### Records for this exercise

===============

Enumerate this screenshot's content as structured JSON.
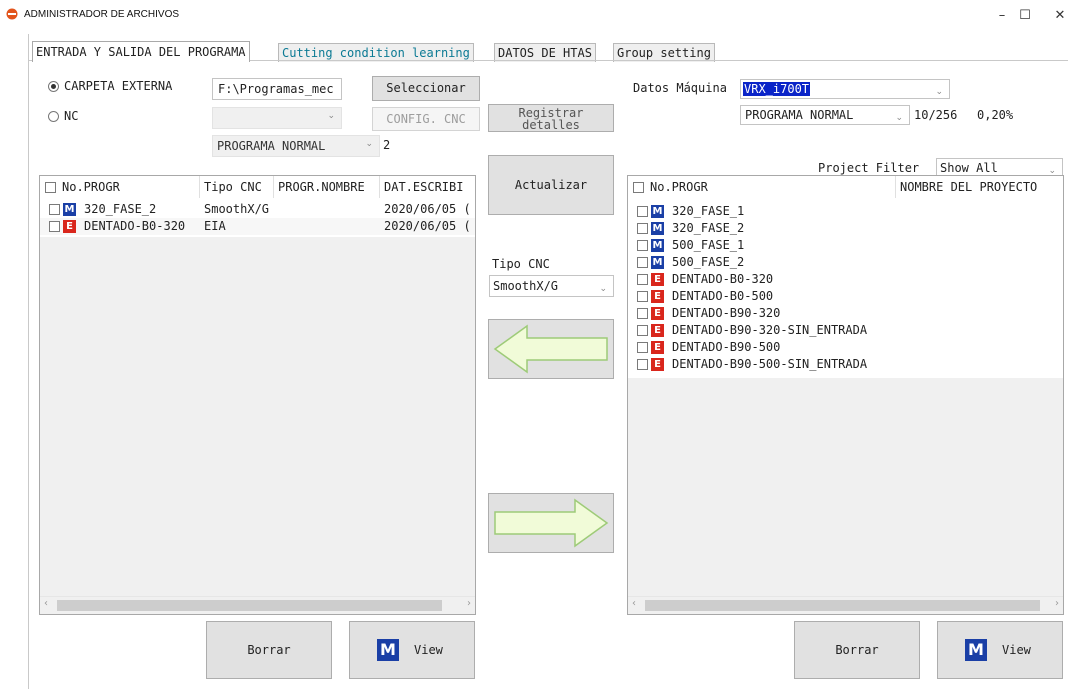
{
  "window": {
    "title": "ADMINISTRADOR DE ARCHIVOS",
    "minimize": "–",
    "maximize": "☐",
    "close": "✕"
  },
  "tabs": [
    {
      "label": "ENTRADA Y SALIDA DEL PROGRAMA",
      "active": true
    },
    {
      "label": "Cutting condition learning",
      "active": false
    },
    {
      "label": "DATOS DE HTAS",
      "active": false
    },
    {
      "label": "Group setting",
      "active": false
    }
  ],
  "source": {
    "external_folder_label": "CARPETA EXTERNA",
    "nc_label": "NC",
    "path_value": "F:\\Programas_mec",
    "select_button": "Seleccionar",
    "config_button": "CONFIG. CNC",
    "program_type": "PROGRAMA NORMAL",
    "count": "2"
  },
  "register_button": "Registrar detalles",
  "machine": {
    "label": "Datos Máquina",
    "selected": "VRX_i700T",
    "program_type": "PROGRAMA NORMAL",
    "usage": "10/256",
    "percent": "0,20%"
  },
  "left_list": {
    "columns": [
      "No.PROGR",
      "Tipo CNC",
      "PROGR.NOMBRE",
      "DAT.ESCRIBI"
    ],
    "rows": [
      {
        "icon": "M",
        "name": "320_FASE_2",
        "type": "SmoothX/G",
        "progname": "",
        "date": "2020/06/05 (",
        "highlighted": false
      },
      {
        "icon": "E",
        "name": "DENTADO-B0-320",
        "type": "EIA",
        "progname": "",
        "date": "2020/06/05 (",
        "highlighted": true
      }
    ]
  },
  "middle": {
    "update_button": "Actualizar",
    "cnc_type_label": "Tipo CNC",
    "cnc_type_value": "SmoothX/G"
  },
  "right_list": {
    "filter_label": "Project Filter",
    "filter_value": "Show All",
    "columns": [
      "No.PROGR",
      "NOMBRE DEL PROYECTO"
    ],
    "rows": [
      {
        "icon": "M",
        "name": "320_FASE_1"
      },
      {
        "icon": "M",
        "name": "320_FASE_2"
      },
      {
        "icon": "M",
        "name": "500_FASE_1"
      },
      {
        "icon": "M",
        "name": "500_FASE_2"
      },
      {
        "icon": "E",
        "name": "DENTADO-B0-320"
      },
      {
        "icon": "E",
        "name": "DENTADO-B0-500"
      },
      {
        "icon": "E",
        "name": "DENTADO-B90-320"
      },
      {
        "icon": "E",
        "name": "DENTADO-B90-320-SIN_ENTRADA"
      },
      {
        "icon": "E",
        "name": "DENTADO-B90-500"
      },
      {
        "icon": "E",
        "name": "DENTADO-B90-500-SIN_ENTRADA"
      }
    ]
  },
  "bottom": {
    "delete_label": "Borrar",
    "view_label": "View",
    "view_icon": "M"
  },
  "colors": {
    "selection": "#0a24c8",
    "arrow_fill": "#f1fbd8",
    "arrow_stroke": "#9ecb78",
    "m_icon": "#1a3fa6",
    "e_icon": "#d9261c"
  }
}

===============

Repeat the records above exactly, leaving out the pictures.

### Written solution
Enumerate this screenshot's content as structured JSON.
{
  "window": {
    "title": "ADMINISTRADOR DE ARCHIVOS",
    "minimize": "–",
    "maximize": "☐",
    "close": "✕"
  },
  "tabs": [
    {
      "label": "ENTRADA Y SALIDA DEL PROGRAMA",
      "active": true
    },
    {
      "label": "Cutting condition learning",
      "active": false
    },
    {
      "label": "DATOS DE HTAS",
      "active": false
    },
    {
      "label": "Group setting",
      "active": false
    }
  ],
  "source": {
    "external_folder_label": "CARPETA EXTERNA",
    "nc_label": "NC",
    "path_value": "F:\\Programas_mec",
    "select_button": "Seleccionar",
    "config_button": "CONFIG. CNC",
    "program_type": "PROGRAMA NORMAL",
    "count": "2"
  },
  "register_button": "Registrar detalles",
  "machine": {
    "label": "Datos Máquina",
    "selected": "VRX_i700T",
    "program_type": "PROGRAMA NORMAL",
    "usage": "10/256",
    "percent": "0,20%"
  },
  "left_list": {
    "columns": [
      "No.PROGR",
      "Tipo CNC",
      "PROGR.NOMBRE",
      "DAT.ESCRIBI"
    ],
    "rows": [
      {
        "icon": "M",
        "name": "320_FASE_2",
        "type": "SmoothX/G",
        "progname": "",
        "date": "2020/06/05 (",
        "highlighted": false
      },
      {
        "icon": "E",
        "name": "DENTADO-B0-320",
        "type": "EIA",
        "progname": "",
        "date": "2020/06/05 (",
        "highlighted": true
      }
    ]
  },
  "middle": {
    "update_button": "Actualizar",
    "cnc_type_label": "Tipo CNC",
    "cnc_type_value": "SmoothX/G"
  },
  "right_list": {
    "filter_label": "Project Filter",
    "filter_value": "Show All",
    "columns": [
      "No.PROGR",
      "NOMBRE DEL PROYECTO"
    ],
    "rows": [
      {
        "icon": "M",
        "name": "320_FASE_1"
      },
      {
        "icon": "M",
        "name": "320_FASE_2"
      },
      {
        "icon": "M",
        "name": "500_FASE_1"
      },
      {
        "icon": "M",
        "name": "500_FASE_2"
      },
      {
        "icon": "E",
        "name": "DENTADO-B0-320"
      },
      {
        "icon": "E",
        "name": "DENTADO-B0-500"
      },
      {
        "icon": "E",
        "name": "DENTADO-B90-320"
      },
      {
        "icon": "E",
        "name": "DENTADO-B90-320-SIN_ENTRADA"
      },
      {
        "icon": "E",
        "name": "DENTADO-B90-500"
      },
      {
        "icon": "E",
        "name": "DENTADO-B90-500-SIN_ENTRADA"
      }
    ]
  },
  "bottom": {
    "delete_label": "Borrar",
    "view_label": "View",
    "view_icon": "M"
  },
  "colors": {
    "selection": "#0a24c8",
    "arrow_fill": "#f1fbd8",
    "arrow_stroke": "#9ecb78",
    "m_icon": "#1a3fa6",
    "e_icon": "#d9261c"
  }
}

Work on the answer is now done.